Aim of the exercise: Among the lines below, list those containing the string "long".

Exercise data:
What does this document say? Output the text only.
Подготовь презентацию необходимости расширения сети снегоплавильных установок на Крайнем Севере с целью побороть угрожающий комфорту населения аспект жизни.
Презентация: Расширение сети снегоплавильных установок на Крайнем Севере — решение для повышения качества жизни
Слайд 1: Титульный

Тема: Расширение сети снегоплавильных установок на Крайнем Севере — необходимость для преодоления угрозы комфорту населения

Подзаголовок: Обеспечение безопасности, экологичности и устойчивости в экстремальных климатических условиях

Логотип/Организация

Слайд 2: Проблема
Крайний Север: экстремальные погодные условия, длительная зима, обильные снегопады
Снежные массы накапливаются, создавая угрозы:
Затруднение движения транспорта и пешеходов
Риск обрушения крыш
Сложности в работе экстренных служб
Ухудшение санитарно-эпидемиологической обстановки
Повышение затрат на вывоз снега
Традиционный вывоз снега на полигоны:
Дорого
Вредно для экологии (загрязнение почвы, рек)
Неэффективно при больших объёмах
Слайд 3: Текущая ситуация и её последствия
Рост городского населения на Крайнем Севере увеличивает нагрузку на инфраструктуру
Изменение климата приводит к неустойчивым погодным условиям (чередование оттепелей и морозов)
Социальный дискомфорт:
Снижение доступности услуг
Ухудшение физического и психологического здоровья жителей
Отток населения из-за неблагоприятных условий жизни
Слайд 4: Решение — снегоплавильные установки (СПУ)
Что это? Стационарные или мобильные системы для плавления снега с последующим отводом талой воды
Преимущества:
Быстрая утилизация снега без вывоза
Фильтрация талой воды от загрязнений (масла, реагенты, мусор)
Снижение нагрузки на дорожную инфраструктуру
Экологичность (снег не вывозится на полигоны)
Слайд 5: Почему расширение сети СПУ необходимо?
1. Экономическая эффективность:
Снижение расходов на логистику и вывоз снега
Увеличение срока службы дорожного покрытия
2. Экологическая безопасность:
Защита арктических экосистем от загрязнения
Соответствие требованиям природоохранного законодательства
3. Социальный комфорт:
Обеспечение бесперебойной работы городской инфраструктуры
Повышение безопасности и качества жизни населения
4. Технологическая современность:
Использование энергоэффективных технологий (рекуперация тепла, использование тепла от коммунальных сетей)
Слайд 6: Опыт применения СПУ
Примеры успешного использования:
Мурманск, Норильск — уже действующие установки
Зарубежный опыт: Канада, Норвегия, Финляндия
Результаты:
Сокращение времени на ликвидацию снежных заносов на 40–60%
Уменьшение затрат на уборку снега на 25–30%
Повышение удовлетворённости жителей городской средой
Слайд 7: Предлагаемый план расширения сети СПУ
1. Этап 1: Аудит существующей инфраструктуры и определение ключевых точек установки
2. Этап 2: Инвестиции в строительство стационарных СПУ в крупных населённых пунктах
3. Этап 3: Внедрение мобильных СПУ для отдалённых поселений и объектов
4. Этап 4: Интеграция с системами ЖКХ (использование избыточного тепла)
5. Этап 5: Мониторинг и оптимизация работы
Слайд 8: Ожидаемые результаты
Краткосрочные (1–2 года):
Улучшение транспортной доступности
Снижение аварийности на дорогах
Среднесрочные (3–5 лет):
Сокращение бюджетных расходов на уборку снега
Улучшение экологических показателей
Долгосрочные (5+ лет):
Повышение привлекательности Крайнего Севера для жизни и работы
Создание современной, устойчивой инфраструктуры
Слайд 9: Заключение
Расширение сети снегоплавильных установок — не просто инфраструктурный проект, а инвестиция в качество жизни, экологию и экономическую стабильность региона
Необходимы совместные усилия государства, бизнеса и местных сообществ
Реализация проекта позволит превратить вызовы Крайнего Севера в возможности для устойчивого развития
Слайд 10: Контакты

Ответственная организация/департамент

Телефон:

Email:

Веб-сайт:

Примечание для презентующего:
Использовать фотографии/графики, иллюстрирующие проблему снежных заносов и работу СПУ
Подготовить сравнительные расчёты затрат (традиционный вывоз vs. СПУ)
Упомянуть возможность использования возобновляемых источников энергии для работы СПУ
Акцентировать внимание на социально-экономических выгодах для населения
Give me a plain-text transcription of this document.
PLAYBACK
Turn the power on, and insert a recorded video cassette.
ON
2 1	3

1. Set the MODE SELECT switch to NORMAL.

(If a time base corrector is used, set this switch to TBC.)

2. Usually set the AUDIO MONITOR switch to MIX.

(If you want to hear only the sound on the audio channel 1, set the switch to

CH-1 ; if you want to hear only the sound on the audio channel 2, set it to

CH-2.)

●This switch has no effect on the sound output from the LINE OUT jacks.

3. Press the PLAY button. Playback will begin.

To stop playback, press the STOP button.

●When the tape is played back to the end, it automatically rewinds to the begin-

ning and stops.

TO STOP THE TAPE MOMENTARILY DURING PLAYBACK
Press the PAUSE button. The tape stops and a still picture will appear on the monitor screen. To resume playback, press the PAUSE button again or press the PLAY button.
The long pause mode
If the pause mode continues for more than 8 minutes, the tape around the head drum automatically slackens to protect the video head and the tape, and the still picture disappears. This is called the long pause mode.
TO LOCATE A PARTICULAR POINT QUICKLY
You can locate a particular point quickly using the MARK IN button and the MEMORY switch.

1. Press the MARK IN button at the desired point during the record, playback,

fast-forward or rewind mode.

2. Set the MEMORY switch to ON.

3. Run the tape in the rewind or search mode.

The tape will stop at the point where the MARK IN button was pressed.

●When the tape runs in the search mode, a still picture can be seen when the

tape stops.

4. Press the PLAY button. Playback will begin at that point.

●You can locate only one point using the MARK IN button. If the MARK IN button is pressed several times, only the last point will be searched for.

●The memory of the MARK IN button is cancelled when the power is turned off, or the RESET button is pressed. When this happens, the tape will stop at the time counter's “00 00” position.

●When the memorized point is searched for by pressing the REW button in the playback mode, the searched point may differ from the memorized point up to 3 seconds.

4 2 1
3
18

Problem solution:
The long pause mode
If the pause mode continues for more than 8 minutes, the tape around the head drum automatically slackens to protect the video head and the tape, and the still picture disappears. This is called the long pause mode.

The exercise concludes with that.